Stored items:

====================

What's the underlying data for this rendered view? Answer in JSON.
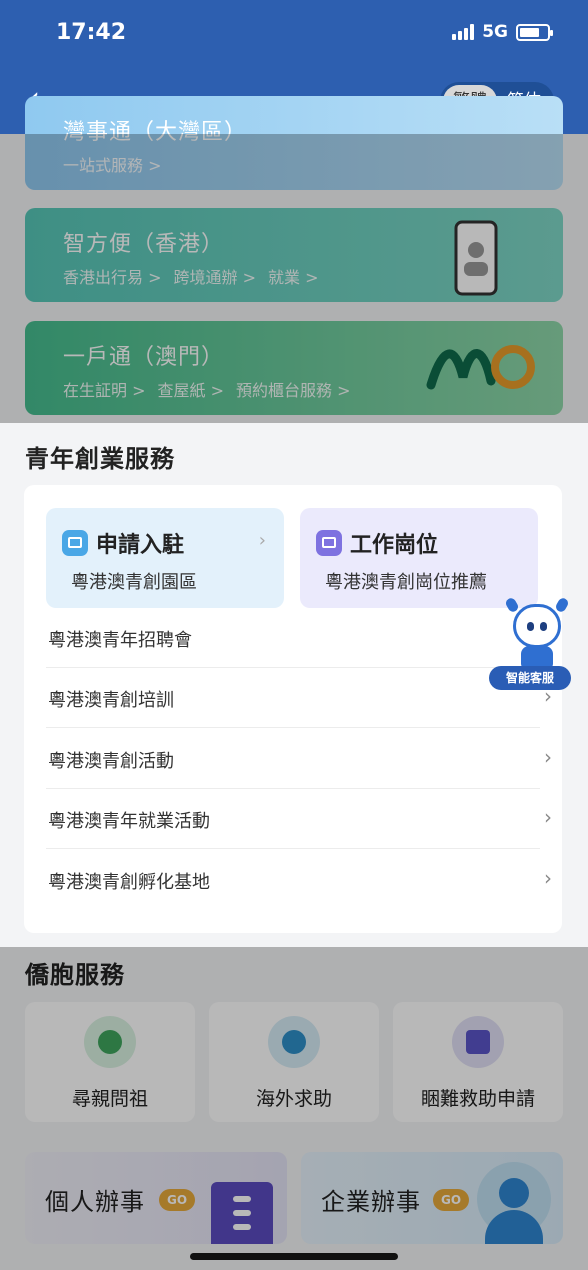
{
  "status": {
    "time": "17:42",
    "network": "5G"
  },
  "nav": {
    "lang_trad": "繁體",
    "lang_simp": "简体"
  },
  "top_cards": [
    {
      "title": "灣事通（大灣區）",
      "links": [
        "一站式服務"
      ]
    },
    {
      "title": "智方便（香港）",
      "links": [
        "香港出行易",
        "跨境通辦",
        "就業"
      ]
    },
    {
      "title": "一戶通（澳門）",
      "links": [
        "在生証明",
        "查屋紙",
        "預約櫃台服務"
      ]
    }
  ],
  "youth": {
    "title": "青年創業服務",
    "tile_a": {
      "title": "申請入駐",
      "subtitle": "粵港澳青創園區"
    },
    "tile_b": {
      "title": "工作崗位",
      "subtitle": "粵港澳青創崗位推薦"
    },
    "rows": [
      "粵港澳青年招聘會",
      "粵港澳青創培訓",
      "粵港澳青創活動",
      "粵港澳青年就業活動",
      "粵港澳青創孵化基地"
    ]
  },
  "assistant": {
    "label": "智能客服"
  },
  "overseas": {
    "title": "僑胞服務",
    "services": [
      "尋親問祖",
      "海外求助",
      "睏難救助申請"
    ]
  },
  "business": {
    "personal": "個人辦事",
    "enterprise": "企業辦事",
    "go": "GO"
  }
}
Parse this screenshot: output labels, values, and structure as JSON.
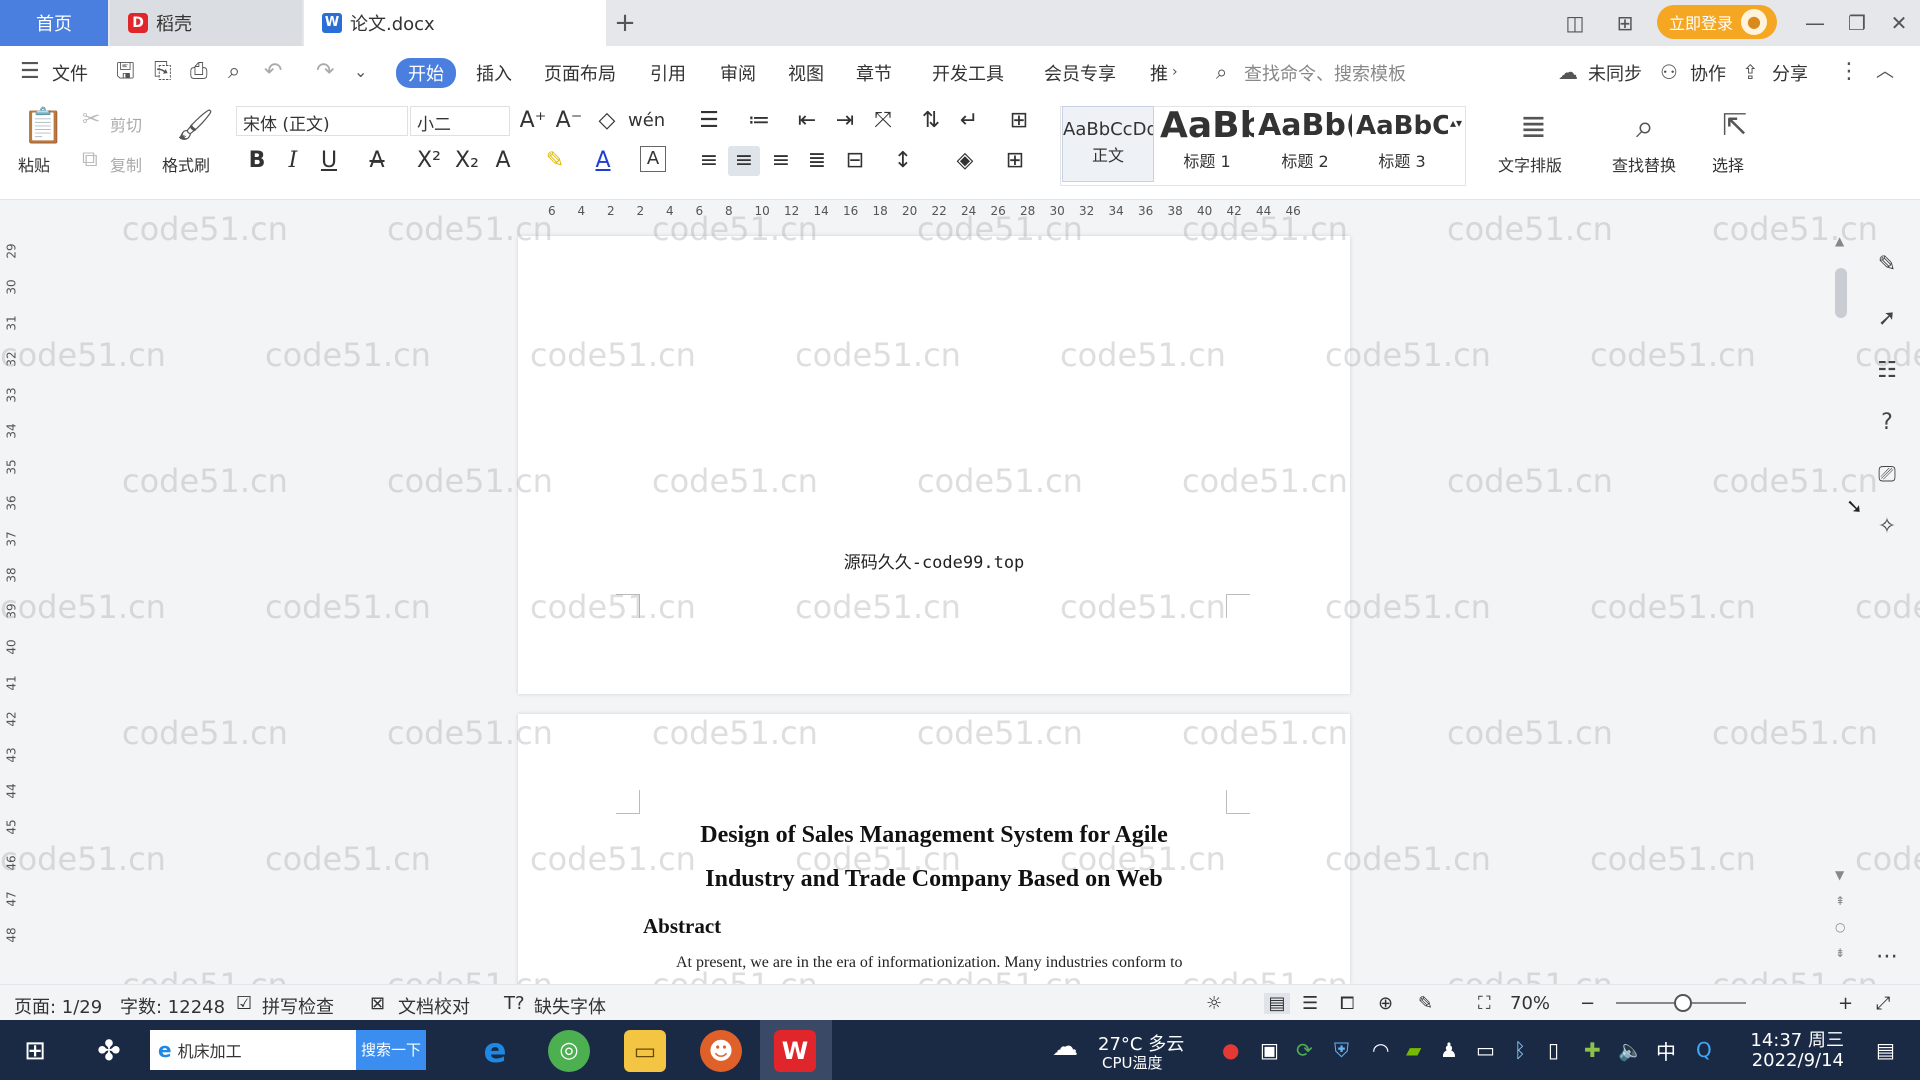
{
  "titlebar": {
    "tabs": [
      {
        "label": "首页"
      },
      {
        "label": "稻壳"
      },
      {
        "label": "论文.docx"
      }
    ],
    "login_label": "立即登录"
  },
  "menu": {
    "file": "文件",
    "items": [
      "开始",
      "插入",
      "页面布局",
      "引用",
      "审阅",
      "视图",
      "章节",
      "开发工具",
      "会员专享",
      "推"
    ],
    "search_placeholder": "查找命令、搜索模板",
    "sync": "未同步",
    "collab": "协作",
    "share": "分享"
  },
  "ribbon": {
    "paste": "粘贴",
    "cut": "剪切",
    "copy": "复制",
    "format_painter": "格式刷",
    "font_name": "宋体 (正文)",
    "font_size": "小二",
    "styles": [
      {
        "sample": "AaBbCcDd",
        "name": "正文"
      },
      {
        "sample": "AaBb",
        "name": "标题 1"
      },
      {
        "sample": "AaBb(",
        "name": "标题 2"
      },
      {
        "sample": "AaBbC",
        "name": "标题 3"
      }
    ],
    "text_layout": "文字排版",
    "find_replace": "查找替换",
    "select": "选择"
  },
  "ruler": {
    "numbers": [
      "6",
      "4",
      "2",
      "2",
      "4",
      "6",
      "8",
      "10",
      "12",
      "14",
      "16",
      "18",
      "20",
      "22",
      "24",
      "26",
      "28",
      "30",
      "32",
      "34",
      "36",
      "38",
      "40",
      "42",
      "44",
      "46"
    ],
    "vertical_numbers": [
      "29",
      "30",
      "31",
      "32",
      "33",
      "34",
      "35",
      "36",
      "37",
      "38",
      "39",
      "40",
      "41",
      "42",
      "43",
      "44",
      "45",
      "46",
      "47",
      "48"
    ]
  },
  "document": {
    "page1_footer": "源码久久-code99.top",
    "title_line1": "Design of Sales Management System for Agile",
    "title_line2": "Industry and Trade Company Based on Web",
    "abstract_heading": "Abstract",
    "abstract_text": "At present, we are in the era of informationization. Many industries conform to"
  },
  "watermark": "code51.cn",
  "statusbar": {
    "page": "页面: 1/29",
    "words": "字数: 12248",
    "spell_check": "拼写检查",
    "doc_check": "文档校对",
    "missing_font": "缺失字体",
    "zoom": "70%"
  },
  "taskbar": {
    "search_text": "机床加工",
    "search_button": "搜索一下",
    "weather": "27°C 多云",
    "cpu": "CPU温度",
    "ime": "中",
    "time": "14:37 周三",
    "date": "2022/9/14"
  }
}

====================

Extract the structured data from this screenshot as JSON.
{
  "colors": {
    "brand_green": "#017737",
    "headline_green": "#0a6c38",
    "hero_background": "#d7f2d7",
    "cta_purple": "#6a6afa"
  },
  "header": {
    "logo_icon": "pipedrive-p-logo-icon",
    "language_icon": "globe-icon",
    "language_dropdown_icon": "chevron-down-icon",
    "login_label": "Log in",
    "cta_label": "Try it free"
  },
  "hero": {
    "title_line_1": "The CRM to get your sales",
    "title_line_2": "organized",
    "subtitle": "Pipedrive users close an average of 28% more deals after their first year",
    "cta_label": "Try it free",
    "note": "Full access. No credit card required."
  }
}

====================

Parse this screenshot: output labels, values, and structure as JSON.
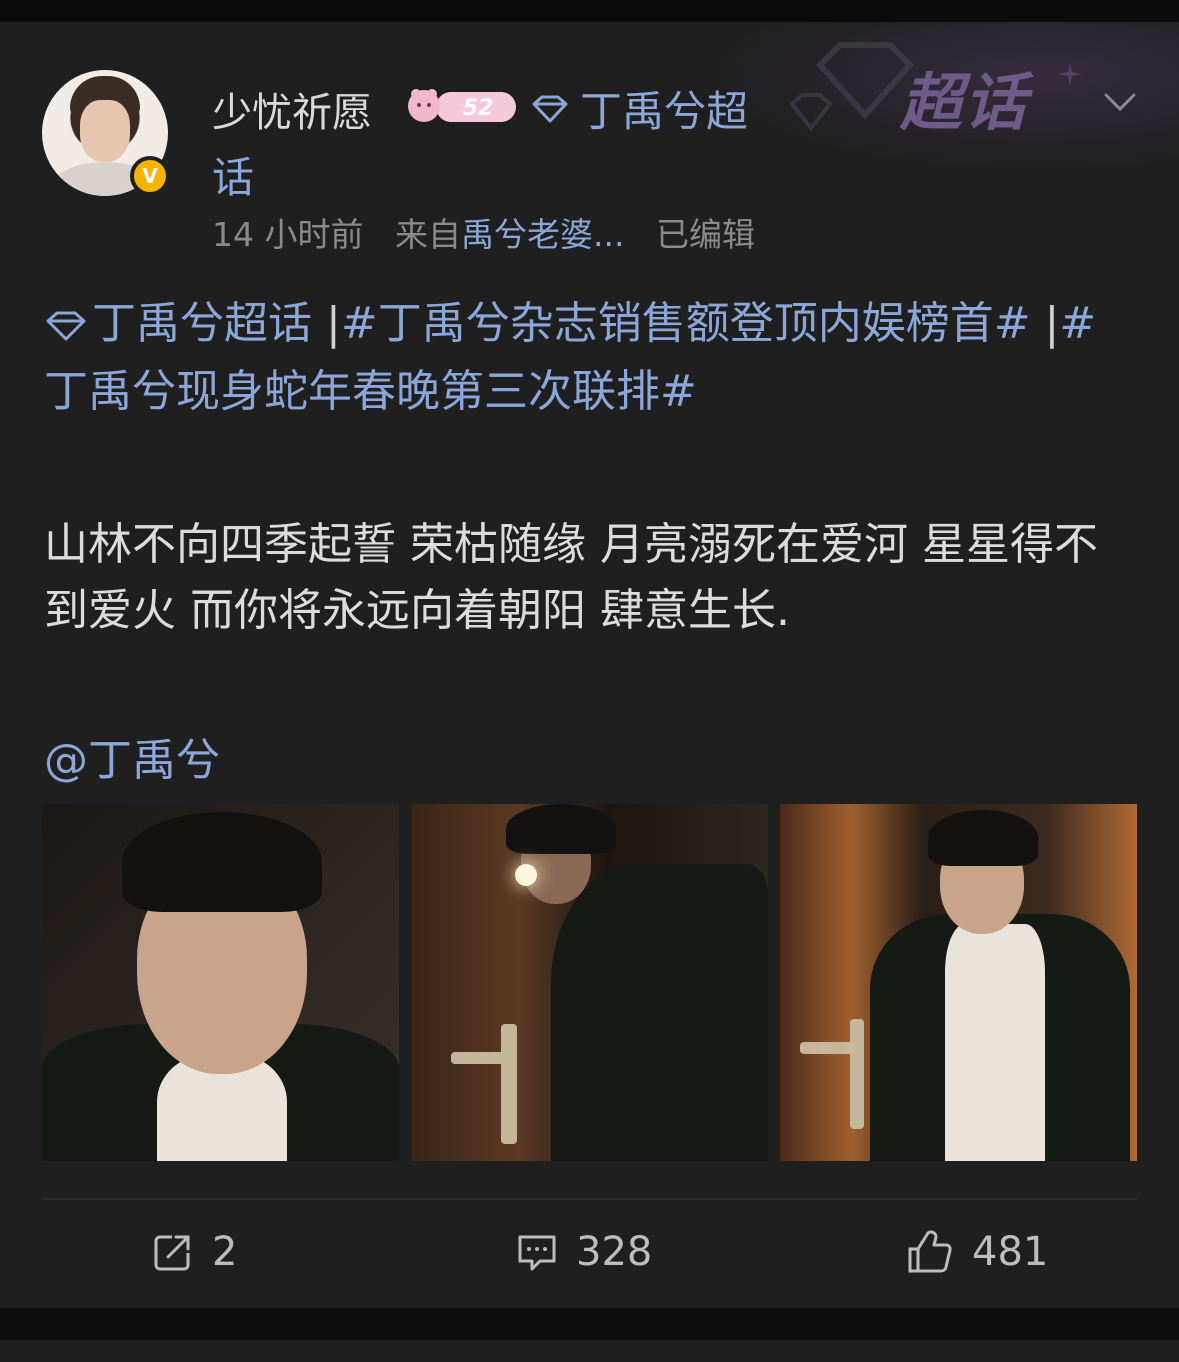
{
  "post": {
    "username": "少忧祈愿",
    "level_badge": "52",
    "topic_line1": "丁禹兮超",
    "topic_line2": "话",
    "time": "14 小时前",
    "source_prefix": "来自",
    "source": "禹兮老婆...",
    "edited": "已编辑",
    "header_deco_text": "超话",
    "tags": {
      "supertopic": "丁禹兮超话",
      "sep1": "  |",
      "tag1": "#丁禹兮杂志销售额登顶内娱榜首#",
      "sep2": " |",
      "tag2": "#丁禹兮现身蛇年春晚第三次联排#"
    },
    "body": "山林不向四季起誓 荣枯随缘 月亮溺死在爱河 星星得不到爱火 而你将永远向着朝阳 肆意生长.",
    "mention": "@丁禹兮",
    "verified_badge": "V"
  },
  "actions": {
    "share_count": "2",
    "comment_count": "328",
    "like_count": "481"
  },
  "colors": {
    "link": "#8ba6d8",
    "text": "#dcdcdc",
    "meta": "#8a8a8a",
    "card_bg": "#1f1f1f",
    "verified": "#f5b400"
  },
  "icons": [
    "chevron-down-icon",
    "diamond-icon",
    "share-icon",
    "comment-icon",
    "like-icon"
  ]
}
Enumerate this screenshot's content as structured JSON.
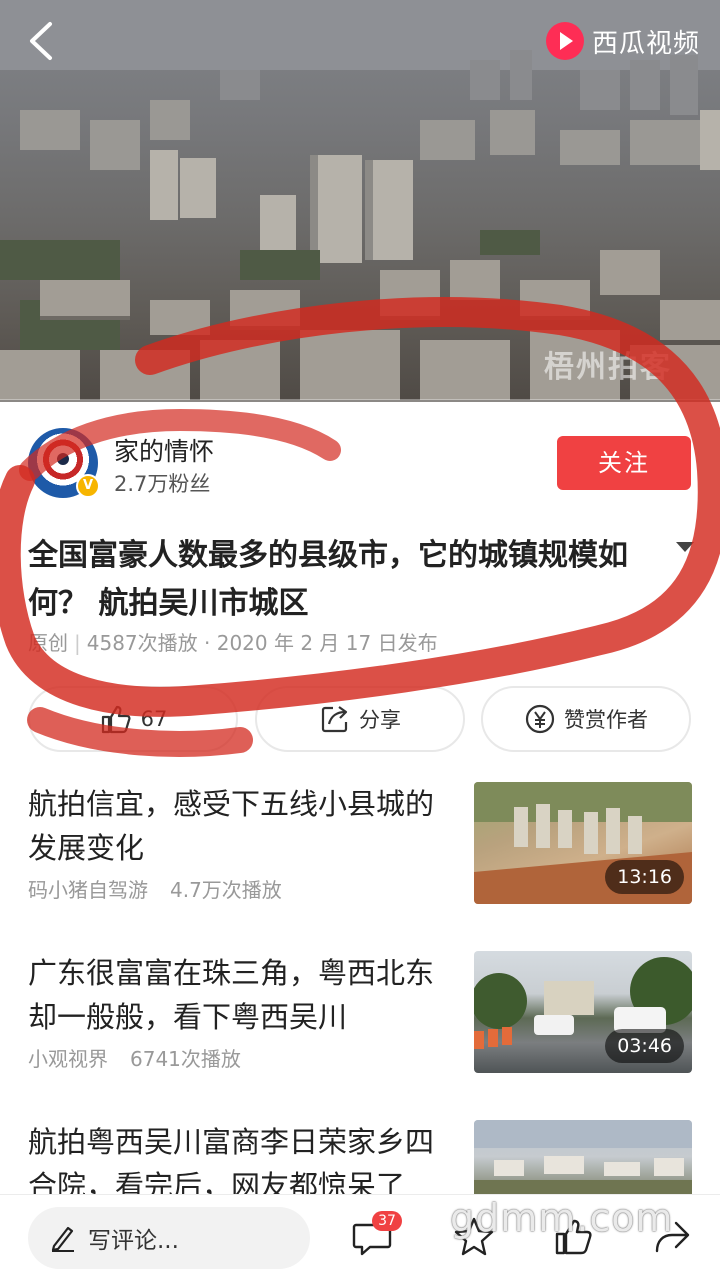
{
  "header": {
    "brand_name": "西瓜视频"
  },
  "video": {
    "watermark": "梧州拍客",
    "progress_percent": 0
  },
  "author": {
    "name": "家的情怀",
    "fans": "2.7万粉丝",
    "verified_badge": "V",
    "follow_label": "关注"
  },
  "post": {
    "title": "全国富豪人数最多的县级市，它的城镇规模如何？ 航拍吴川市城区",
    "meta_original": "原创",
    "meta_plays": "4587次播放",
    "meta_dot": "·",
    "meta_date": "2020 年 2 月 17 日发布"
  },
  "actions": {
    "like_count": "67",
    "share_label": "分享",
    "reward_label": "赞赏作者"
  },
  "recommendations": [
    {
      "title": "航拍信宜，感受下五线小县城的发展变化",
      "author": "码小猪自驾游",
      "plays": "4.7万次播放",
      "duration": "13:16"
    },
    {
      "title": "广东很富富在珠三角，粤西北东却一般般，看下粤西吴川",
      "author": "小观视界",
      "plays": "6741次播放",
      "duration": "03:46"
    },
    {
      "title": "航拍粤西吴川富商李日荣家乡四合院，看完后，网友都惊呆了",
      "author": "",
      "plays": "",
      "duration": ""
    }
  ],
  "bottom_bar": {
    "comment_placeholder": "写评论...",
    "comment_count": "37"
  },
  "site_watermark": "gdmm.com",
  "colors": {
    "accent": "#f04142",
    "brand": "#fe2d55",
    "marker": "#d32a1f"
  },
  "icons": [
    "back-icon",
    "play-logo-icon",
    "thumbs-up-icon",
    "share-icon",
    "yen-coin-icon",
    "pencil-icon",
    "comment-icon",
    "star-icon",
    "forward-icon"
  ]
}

====================

◆ Direction
Using the entries above, return each line that includes the word "subtitle".

◆ Solution to the exercise
      "subtitle": "粵港澳青創園區"
      "subtitle": "粵港澳青創崗位推薦"
    "subtitle": "Pipedrive users close an average of 28% more deals after their first year",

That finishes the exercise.